Supplied records.
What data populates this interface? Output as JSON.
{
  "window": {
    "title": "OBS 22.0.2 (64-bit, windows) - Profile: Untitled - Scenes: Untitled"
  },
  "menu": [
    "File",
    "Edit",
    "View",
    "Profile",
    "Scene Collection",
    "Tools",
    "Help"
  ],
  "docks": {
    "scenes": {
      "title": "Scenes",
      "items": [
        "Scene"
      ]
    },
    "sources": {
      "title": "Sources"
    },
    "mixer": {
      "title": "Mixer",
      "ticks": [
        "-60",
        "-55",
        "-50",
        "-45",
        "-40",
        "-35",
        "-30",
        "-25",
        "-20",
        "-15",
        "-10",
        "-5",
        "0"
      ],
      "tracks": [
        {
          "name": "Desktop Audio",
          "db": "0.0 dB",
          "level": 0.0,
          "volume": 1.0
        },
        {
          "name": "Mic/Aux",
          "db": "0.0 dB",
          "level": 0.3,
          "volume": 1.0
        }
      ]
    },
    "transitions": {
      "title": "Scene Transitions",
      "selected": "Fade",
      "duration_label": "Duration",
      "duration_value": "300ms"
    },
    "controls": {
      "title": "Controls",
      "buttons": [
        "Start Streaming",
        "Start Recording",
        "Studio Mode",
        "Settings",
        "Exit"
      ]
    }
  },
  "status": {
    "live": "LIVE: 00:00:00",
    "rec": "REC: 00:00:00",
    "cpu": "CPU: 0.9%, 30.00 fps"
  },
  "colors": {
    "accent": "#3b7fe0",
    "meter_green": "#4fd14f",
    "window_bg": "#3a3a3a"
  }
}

Task to carry out.
Output the whole listing above again, word for word.

Response.
What data populates this interface? Output as JSON.
{
  "window": {
    "title": "OBS 22.0.2 (64-bit, windows) - Profile: Untitled - Scenes: Untitled"
  },
  "menu": [
    "File",
    "Edit",
    "View",
    "Profile",
    "Scene Collection",
    "Tools",
    "Help"
  ],
  "docks": {
    "scenes": {
      "title": "Scenes",
      "items": [
        "Scene"
      ]
    },
    "sources": {
      "title": "Sources"
    },
    "mixer": {
      "title": "Mixer",
      "ticks": [
        "-60",
        "-55",
        "-50",
        "-45",
        "-40",
        "-35",
        "-30",
        "-25",
        "-20",
        "-15",
        "-10",
        "-5",
        "0"
      ],
      "tracks": [
        {
          "name": "Desktop Audio",
          "db": "0.0 dB",
          "level": 0.0,
          "volume": 1.0
        },
        {
          "name": "Mic/Aux",
          "db": "0.0 dB",
          "level": 0.3,
          "volume": 1.0
        }
      ]
    },
    "transitions": {
      "title": "Scene Transitions",
      "selected": "Fade",
      "duration_label": "Duration",
      "duration_value": "300ms"
    },
    "controls": {
      "title": "Controls",
      "buttons": [
        "Start Streaming",
        "Start Recording",
        "Studio Mode",
        "Settings",
        "Exit"
      ]
    }
  },
  "status": {
    "live": "LIVE: 00:00:00",
    "rec": "REC: 00:00:00",
    "cpu": "CPU: 0.9%, 30.00 fps"
  },
  "colors": {
    "accent": "#3b7fe0",
    "meter_green": "#4fd14f",
    "window_bg": "#3a3a3a"
  }
}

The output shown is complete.